(Stored data entries)

>>>>

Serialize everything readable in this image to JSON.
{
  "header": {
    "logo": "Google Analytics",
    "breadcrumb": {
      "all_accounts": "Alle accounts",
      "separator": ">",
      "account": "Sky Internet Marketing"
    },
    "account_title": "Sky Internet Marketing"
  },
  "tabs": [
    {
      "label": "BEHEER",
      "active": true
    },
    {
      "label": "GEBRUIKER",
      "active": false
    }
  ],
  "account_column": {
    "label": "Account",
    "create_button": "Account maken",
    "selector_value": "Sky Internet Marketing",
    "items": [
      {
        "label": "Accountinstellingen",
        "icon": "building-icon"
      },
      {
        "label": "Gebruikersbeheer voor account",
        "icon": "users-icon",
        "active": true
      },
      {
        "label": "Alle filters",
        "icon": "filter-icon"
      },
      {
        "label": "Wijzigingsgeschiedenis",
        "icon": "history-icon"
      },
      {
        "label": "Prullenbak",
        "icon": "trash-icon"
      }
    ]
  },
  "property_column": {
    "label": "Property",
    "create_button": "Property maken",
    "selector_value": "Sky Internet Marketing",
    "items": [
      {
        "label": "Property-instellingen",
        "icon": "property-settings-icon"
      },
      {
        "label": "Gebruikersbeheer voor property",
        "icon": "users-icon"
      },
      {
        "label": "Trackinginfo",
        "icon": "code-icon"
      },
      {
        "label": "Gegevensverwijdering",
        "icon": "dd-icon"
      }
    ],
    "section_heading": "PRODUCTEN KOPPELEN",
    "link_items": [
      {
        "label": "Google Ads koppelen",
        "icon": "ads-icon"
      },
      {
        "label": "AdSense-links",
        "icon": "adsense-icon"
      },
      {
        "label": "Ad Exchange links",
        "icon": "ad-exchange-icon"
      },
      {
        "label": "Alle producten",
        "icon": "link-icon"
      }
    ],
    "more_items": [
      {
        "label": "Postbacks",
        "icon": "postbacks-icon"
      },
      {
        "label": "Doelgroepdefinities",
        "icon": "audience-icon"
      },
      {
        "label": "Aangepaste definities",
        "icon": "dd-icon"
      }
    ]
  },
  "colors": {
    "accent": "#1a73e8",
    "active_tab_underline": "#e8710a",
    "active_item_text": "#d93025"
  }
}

<<<<

» **GOAL**:
Copy each line containing the word "links" from the data.

» **EXERCISE SOLUTION**:
        "label": "AdSense-links",
        "label": "Ad Exchange links",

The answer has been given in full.